Set exercise
Repeat the material verbatim. Images are excluded from the copy.

Supplied data
• • • • •
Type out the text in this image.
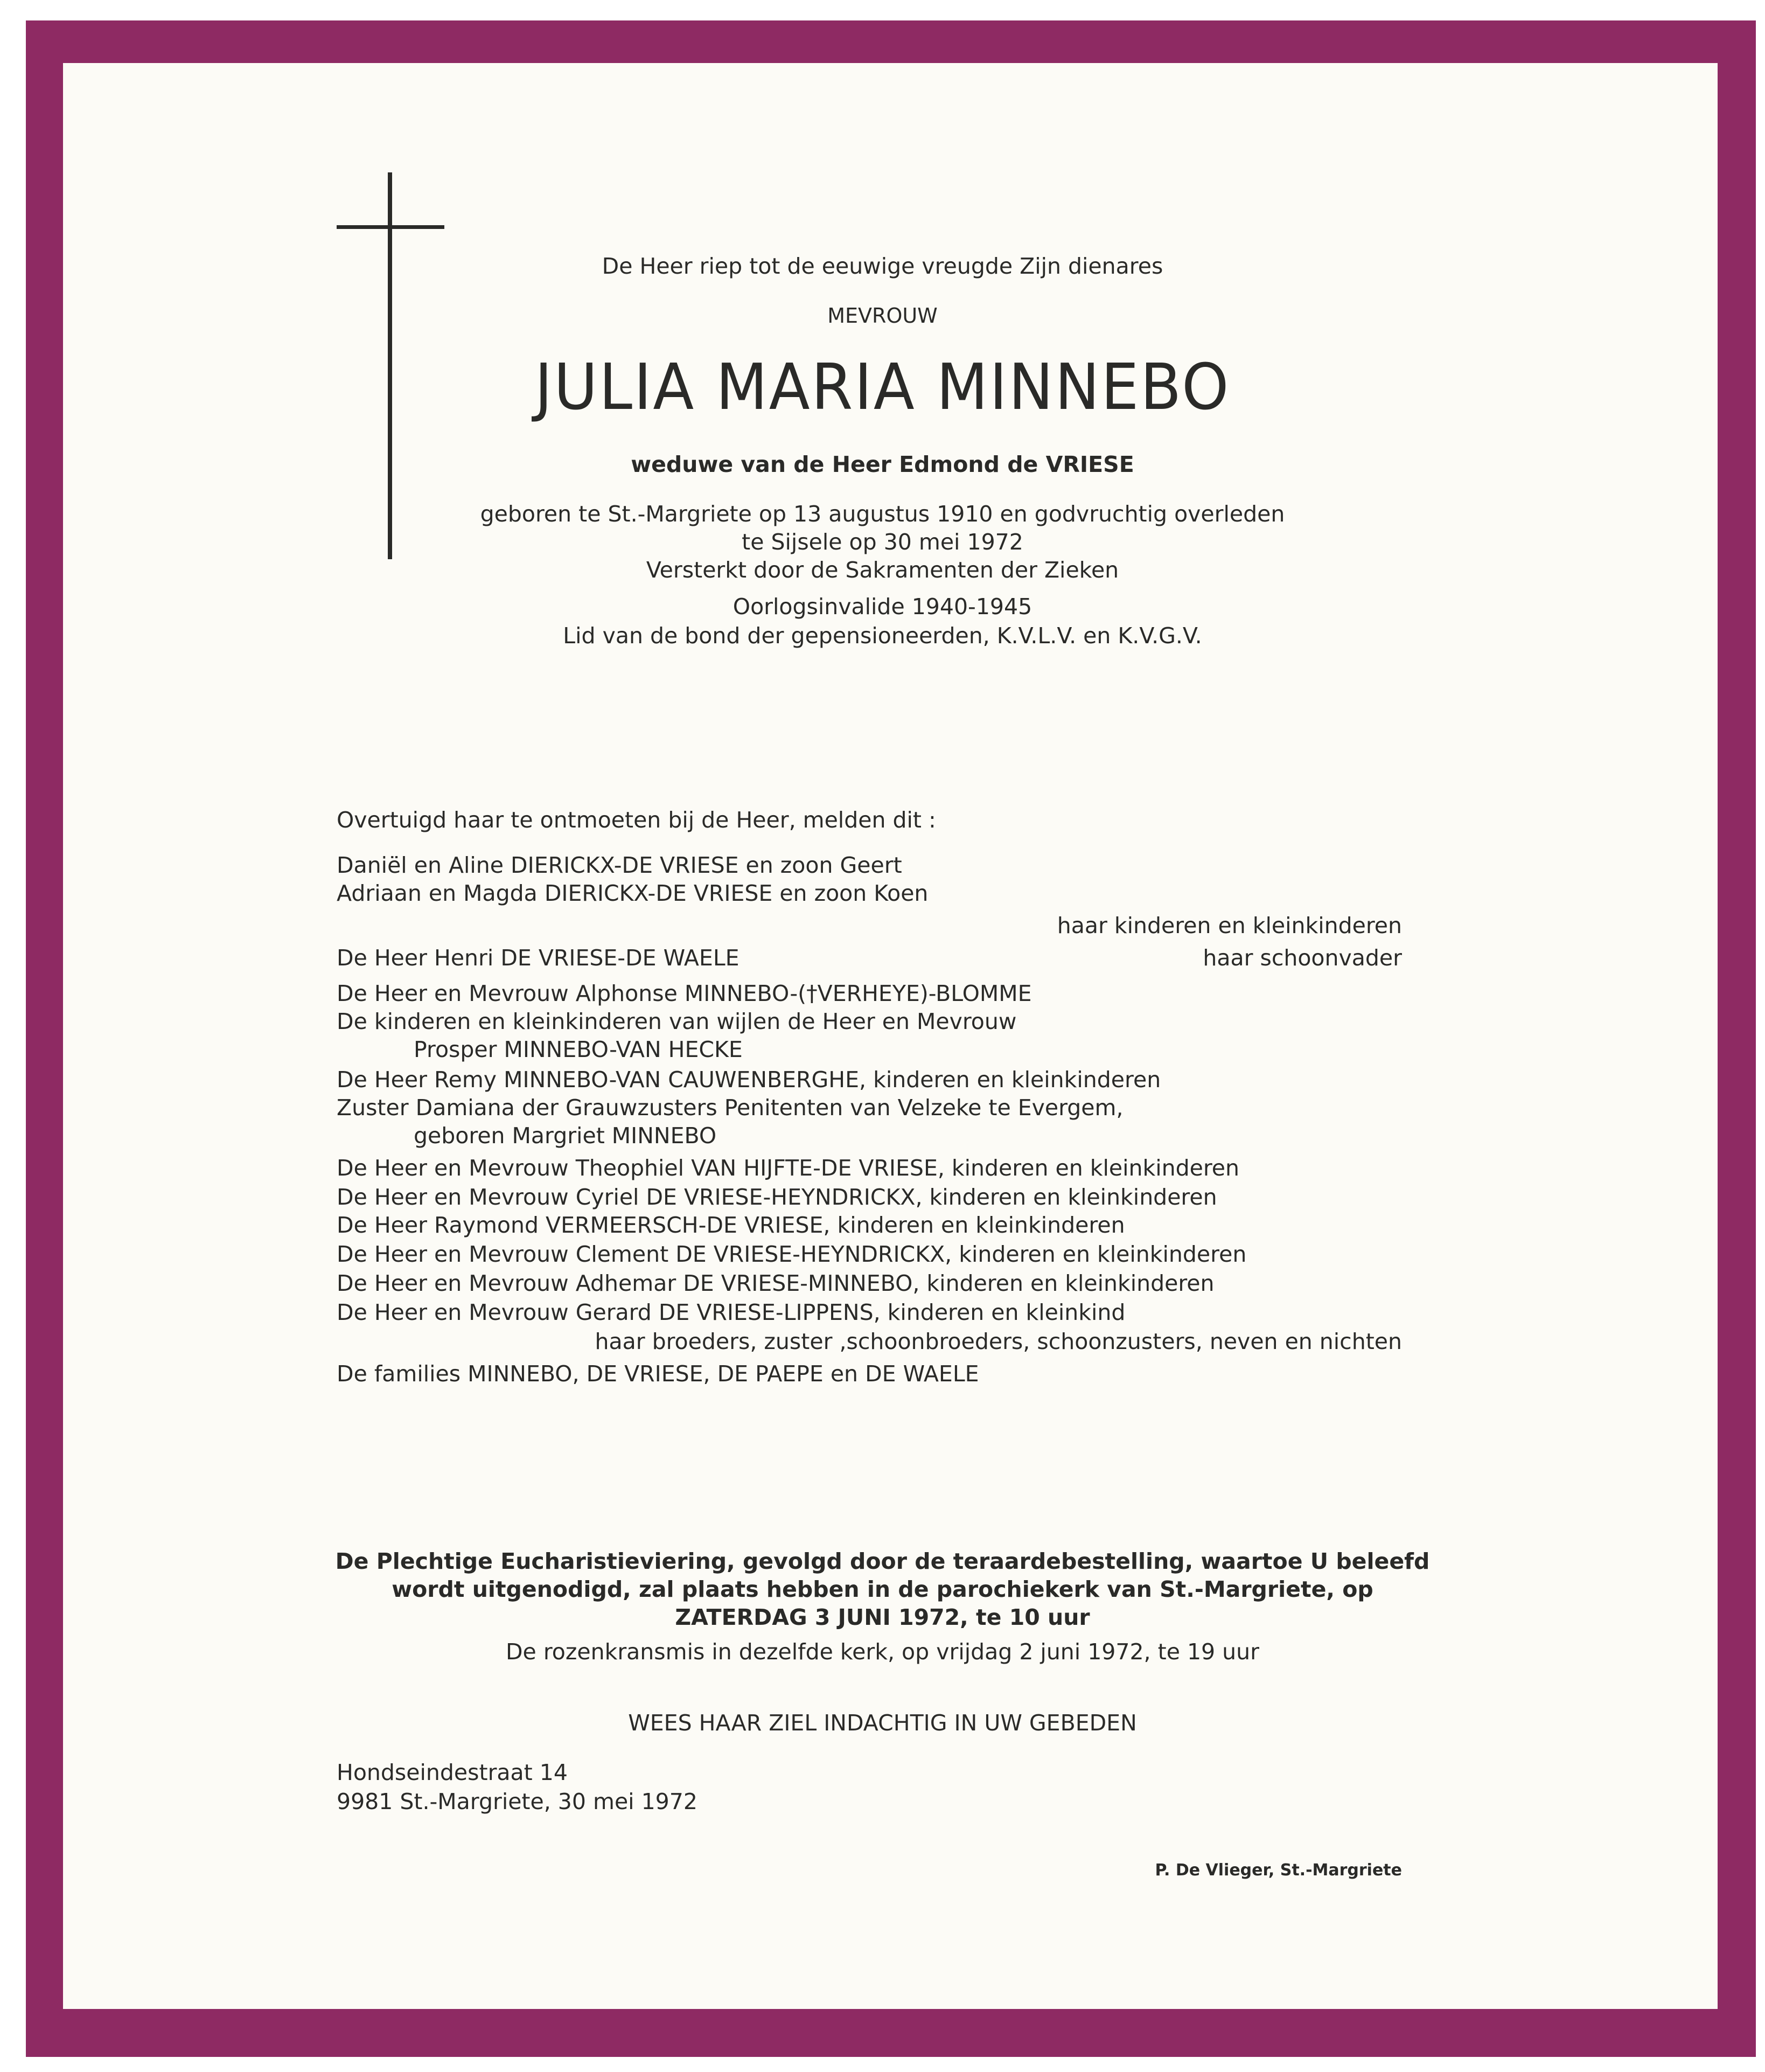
De Heer riep tot de eeuwige vreugde Zijn dienares
MEVROUW
JULIA MARIA MINNEBO
weduwe van de Heer Edmond de VRIESE
geboren te St.-Margriete op 13 augustus 1910 en godvruchtig overleden
te Sijsele op 30 mei 1972
Versterkt door de Sakramenten der Zieken
Oorlogsinvalide 1940-1945
Lid van de bond der gepensioneerden, K.V.L.V. en K.V.G.V.
Overtuigd haar te ontmoeten bij de Heer, melden dit :
Daniël en Aline DIERICKX-DE VRIESE en zoon Geert
Adriaan en Magda DIERICKX-DE VRIESE en zoon Koen
haar kinderen en kleinkinderen
De Heer Henri DE VRIESE-DE WAELE	haar schoonvader
De Heer en Mevrouw Alphonse MINNEBO-(†VERHEYE)-BLOMME
De kinderen en kleinkinderen van wijlen de Heer en Mevrouw
Prosper MINNEBO-VAN HECKE
De Heer Remy MINNEBO-VAN CAUWENBERGHE, kinderen en kleinkinderen
Zuster Damiana der Grauwzusters Penitenten van Velzeke te Evergem,
geboren Margriet MINNEBO
De Heer en Mevrouw Theophiel VAN HIJFTE-DE VRIESE, kinderen en kleinkinderen
De Heer en Mevrouw Cyriel DE VRIESE-HEYNDRICKX, kinderen en kleinkinderen
De Heer Raymond VERMEERSCH-DE VRIESE, kinderen en kleinkinderen
De Heer en Mevrouw Clement DE VRIESE-HEYNDRICKX, kinderen en kleinkinderen
De Heer en Mevrouw Adhemar DE VRIESE-MINNEBO, kinderen en kleinkinderen
De Heer en Mevrouw Gerard DE VRIESE-LIPPENS, kinderen en kleinkind
haar broeders, zuster ,schoonbroeders, schoonzusters, neven en nichten
De families MINNEBO, DE VRIESE, DE PAEPE en DE WAELE
De Plechtige Eucharistieviering, gevolgd door de teraardebestelling, waartoe U beleefd
wordt uitgenodigd, zal plaats hebben in de parochiekerk van St.-Margriete, op
ZATERDAG 3 JUNI 1972, te 10 uur
De rozenkransmis in dezelfde kerk, op vrijdag 2 juni 1972, te 19 uur
WEES HAAR ZIEL INDACHTIG IN UW GEBEDEN
Hondseindestraat 14
9981 St.-Margriete, 30 mei 1972
P. De Vlieger, St.-Margriete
• • • • •
Response
Type out the text in this image.
De Heer riep tot de eeuwige vreugde Zijn dienares
MEVROUW
JULIA MARIA MINNEBO
weduwe van de Heer Edmond de VRIESE
geboren te St.-Margriete op 13 augustus 1910 en godvruchtig overleden
te Sijsele op 30 mei 1972
Versterkt door de Sakramenten der Zieken
Oorlogsinvalide 1940-1945
Lid van de bond der gepensioneerden, K.V.L.V. en K.V.G.V.
Overtuigd haar te ontmoeten bij de Heer, melden dit :
Daniël en Aline DIERICKX-DE VRIESE en zoon Geert
Adriaan en Magda DIERICKX-DE VRIESE en zoon Koen
haar kinderen en kleinkinderen
De Heer Henri DE VRIESE-DE WAELE	haar schoonvader
De Heer en Mevrouw Alphonse MINNEBO-(†VERHEYE)-BLOMME
De kinderen en kleinkinderen van wijlen de Heer en Mevrouw
Prosper MINNEBO-VAN HECKE
De Heer Remy MINNEBO-VAN CAUWENBERGHE, kinderen en kleinkinderen
Zuster Damiana der Grauwzusters Penitenten van Velzeke te Evergem,
geboren Margriet MINNEBO
De Heer en Mevrouw Theophiel VAN HIJFTE-DE VRIESE, kinderen en kleinkinderen
De Heer en Mevrouw Cyriel DE VRIESE-HEYNDRICKX, kinderen en kleinkinderen
De Heer Raymond VERMEERSCH-DE VRIESE, kinderen en kleinkinderen
De Heer en Mevrouw Clement DE VRIESE-HEYNDRICKX, kinderen en kleinkinderen
De Heer en Mevrouw Adhemar DE VRIESE-MINNEBO, kinderen en kleinkinderen
De Heer en Mevrouw Gerard DE VRIESE-LIPPENS, kinderen en kleinkind
haar broeders, zuster ,schoonbroeders, schoonzusters, neven en nichten
De families MINNEBO, DE VRIESE, DE PAEPE en DE WAELE
De Plechtige Eucharistieviering, gevolgd door de teraardebestelling, waartoe U beleefd
wordt uitgenodigd, zal plaats hebben in de parochiekerk van St.-Margriete, op
ZATERDAG 3 JUNI 1972, te 10 uur
De rozenkransmis in dezelfde kerk, op vrijdag 2 juni 1972, te 19 uur
WEES HAAR ZIEL INDACHTIG IN UW GEBEDEN
Hondseindestraat 14
9981 St.-Margriete, 30 mei 1972
P. De Vlieger, St.-Margriete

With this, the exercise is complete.